(Records excerpted from a collection)
>>>

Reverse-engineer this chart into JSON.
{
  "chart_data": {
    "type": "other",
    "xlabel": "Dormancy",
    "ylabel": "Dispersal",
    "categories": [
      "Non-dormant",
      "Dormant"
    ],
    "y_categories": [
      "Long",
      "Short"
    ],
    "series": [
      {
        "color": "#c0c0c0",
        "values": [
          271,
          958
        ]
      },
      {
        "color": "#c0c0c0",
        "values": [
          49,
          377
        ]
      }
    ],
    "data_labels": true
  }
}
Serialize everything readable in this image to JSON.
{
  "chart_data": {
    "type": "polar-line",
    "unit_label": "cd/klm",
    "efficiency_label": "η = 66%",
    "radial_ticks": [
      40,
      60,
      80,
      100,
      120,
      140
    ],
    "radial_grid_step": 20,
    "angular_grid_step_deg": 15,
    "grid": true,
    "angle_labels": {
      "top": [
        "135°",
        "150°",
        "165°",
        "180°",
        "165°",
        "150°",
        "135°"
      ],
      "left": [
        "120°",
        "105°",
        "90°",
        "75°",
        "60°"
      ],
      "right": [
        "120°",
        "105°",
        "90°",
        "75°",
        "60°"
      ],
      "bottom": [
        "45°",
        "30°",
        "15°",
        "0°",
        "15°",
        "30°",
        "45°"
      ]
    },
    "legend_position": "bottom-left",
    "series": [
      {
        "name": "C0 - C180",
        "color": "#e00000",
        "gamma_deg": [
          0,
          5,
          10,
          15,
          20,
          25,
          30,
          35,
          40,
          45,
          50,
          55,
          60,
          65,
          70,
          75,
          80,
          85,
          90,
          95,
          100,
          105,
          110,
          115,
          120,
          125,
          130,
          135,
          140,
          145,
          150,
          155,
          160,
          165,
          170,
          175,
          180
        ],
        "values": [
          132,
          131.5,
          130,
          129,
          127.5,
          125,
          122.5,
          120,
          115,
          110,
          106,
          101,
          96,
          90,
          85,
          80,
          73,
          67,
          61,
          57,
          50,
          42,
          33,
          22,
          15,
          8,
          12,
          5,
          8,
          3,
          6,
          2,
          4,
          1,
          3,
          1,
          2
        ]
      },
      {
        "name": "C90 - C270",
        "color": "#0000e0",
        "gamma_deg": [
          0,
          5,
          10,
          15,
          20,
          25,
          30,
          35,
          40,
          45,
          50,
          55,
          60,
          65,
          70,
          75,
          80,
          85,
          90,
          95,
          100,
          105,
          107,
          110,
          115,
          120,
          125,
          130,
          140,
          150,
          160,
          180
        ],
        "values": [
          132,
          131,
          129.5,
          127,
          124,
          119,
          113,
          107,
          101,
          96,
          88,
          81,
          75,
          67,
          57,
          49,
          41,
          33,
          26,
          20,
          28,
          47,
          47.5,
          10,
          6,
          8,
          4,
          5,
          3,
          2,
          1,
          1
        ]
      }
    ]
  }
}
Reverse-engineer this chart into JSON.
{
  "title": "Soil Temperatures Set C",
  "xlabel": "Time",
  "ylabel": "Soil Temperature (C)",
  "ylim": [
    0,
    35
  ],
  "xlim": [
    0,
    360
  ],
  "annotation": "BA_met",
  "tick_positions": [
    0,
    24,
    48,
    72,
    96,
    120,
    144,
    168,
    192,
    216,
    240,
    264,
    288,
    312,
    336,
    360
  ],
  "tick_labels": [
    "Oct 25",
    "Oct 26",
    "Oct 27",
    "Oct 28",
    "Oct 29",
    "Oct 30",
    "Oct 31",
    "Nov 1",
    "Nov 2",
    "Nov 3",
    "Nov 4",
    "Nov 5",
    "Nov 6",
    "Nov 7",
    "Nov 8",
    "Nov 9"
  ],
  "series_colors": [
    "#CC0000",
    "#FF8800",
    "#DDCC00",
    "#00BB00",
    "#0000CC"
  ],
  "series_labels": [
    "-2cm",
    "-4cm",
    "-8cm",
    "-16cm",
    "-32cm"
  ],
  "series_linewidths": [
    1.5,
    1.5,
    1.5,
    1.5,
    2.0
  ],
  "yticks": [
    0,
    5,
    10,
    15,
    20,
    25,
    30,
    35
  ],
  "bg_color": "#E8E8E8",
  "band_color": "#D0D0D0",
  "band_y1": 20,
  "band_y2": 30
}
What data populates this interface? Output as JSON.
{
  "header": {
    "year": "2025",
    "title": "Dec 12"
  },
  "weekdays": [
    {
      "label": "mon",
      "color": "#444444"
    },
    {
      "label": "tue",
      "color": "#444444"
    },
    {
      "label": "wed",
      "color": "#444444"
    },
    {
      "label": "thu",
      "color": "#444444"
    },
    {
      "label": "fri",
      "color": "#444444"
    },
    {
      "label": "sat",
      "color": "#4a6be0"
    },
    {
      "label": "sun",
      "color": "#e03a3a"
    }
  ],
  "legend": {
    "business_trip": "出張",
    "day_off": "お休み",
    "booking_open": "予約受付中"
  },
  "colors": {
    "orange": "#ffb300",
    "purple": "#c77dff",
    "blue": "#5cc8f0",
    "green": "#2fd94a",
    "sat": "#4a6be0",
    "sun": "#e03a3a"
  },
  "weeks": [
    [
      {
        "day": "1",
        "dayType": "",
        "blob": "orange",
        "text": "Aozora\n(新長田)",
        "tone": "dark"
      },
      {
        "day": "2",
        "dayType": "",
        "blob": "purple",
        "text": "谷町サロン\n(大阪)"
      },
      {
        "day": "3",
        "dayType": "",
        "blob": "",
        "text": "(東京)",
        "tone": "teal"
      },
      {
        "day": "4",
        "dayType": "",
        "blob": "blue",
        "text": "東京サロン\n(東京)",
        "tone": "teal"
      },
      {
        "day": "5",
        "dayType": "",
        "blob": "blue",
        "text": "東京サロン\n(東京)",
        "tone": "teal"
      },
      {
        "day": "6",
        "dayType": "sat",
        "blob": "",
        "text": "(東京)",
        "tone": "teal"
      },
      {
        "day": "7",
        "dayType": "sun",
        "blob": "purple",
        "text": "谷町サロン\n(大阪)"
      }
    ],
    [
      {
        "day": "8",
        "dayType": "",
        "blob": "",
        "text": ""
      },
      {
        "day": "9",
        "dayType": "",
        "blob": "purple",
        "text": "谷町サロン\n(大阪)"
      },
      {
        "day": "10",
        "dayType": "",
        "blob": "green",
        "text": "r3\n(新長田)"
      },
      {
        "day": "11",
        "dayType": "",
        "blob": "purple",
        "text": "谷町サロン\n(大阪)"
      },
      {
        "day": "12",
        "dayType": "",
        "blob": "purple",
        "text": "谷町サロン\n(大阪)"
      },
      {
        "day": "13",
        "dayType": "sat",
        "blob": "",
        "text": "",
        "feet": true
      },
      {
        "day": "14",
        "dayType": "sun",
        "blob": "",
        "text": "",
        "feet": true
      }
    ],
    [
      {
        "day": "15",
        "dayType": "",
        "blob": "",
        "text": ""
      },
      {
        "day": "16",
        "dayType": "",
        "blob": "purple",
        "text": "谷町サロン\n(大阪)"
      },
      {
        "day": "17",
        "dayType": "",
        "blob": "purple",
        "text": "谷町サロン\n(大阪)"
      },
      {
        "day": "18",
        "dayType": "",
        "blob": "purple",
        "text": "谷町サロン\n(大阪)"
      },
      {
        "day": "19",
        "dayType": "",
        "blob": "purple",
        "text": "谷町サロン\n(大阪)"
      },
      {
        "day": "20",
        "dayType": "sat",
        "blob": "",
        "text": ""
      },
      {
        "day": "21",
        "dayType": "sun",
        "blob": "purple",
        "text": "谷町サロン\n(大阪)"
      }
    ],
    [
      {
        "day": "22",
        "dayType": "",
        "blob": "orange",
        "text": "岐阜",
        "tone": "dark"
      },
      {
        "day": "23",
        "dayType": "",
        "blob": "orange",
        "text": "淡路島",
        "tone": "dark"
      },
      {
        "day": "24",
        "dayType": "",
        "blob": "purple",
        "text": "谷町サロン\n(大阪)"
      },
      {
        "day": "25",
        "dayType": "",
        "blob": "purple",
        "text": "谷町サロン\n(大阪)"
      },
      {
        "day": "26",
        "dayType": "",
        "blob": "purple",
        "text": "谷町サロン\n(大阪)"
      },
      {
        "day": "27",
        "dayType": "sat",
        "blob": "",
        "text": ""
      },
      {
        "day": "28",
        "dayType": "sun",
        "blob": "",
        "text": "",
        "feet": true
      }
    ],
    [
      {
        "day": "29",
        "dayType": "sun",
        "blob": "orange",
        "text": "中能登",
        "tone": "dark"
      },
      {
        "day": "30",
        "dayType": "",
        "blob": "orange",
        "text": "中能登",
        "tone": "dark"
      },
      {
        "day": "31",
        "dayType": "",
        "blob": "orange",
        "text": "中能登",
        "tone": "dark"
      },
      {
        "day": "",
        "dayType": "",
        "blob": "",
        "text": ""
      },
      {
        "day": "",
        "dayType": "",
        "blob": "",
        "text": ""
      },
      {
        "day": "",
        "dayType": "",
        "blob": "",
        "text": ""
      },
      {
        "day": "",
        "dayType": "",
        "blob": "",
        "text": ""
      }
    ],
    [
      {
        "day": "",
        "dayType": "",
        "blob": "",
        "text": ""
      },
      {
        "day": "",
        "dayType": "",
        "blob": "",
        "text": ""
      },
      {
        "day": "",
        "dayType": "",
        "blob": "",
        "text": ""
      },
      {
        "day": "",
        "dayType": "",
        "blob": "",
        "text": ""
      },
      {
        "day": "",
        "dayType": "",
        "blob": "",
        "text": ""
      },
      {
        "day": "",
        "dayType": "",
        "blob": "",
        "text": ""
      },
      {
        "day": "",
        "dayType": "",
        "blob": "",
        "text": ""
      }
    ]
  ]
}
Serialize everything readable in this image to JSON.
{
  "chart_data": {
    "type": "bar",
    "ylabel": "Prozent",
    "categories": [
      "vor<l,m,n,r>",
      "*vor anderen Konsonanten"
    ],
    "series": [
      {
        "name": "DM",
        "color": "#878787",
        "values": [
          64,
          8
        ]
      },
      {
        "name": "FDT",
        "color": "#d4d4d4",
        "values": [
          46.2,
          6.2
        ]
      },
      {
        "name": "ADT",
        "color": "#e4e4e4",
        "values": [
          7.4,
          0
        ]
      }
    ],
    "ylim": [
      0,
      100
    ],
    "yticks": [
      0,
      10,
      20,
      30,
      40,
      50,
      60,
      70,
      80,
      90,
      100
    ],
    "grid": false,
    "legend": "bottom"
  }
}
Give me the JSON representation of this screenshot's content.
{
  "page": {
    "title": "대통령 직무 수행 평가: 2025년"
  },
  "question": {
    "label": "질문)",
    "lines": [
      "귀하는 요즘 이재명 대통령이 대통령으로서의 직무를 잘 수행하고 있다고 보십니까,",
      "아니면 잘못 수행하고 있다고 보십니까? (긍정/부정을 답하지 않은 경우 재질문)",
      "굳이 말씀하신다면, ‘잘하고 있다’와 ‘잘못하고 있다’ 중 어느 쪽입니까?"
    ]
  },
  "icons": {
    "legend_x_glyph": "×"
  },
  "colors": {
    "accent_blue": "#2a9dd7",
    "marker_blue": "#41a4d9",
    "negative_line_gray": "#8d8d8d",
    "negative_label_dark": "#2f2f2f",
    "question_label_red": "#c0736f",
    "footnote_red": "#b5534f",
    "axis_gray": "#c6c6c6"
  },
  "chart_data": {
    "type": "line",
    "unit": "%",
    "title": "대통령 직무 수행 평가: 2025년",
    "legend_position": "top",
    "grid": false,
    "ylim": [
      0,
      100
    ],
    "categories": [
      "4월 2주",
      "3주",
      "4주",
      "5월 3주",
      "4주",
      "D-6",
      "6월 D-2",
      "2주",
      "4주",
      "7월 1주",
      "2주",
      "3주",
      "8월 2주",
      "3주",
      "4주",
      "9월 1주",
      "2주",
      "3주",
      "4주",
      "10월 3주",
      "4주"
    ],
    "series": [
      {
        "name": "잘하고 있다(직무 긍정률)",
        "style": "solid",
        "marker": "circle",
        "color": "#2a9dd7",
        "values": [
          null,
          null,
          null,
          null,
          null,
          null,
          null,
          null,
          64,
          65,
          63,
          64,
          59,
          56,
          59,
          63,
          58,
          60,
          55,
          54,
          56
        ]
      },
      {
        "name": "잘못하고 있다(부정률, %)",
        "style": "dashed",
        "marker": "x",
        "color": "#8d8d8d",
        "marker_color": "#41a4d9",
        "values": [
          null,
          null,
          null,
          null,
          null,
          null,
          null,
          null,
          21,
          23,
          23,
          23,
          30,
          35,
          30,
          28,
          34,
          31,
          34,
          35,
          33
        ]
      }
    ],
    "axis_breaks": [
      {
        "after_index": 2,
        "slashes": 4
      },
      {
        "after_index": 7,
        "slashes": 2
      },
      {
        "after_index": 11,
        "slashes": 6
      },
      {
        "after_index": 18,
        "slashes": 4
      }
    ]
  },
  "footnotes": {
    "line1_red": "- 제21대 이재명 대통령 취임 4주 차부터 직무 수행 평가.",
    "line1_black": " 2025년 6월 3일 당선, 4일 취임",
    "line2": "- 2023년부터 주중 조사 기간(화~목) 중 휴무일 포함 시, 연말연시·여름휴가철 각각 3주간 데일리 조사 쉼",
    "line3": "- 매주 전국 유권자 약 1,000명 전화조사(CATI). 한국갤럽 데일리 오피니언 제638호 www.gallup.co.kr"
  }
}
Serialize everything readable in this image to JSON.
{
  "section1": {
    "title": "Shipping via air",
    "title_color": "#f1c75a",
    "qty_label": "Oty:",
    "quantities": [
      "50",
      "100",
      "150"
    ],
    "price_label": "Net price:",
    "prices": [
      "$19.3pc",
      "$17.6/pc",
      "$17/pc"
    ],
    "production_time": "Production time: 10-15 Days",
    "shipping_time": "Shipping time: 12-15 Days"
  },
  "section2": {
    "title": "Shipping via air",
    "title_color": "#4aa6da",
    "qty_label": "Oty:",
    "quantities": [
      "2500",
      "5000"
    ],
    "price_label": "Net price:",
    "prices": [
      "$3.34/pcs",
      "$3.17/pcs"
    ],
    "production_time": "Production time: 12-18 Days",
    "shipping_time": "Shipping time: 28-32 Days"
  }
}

<<<

▶ Exercise goal
Extract, from the material above, each line holding the word "name".

▶ Task solution
        "name": "C0 - C180",
        "name": "C90 - C270",
        "name": "DM",
        "name": "FDT",
        "name": "ADT",
        "name": "잘하고 있다(직무 긍정률)",
        "name": "잘못하고 있다(부정률, %)",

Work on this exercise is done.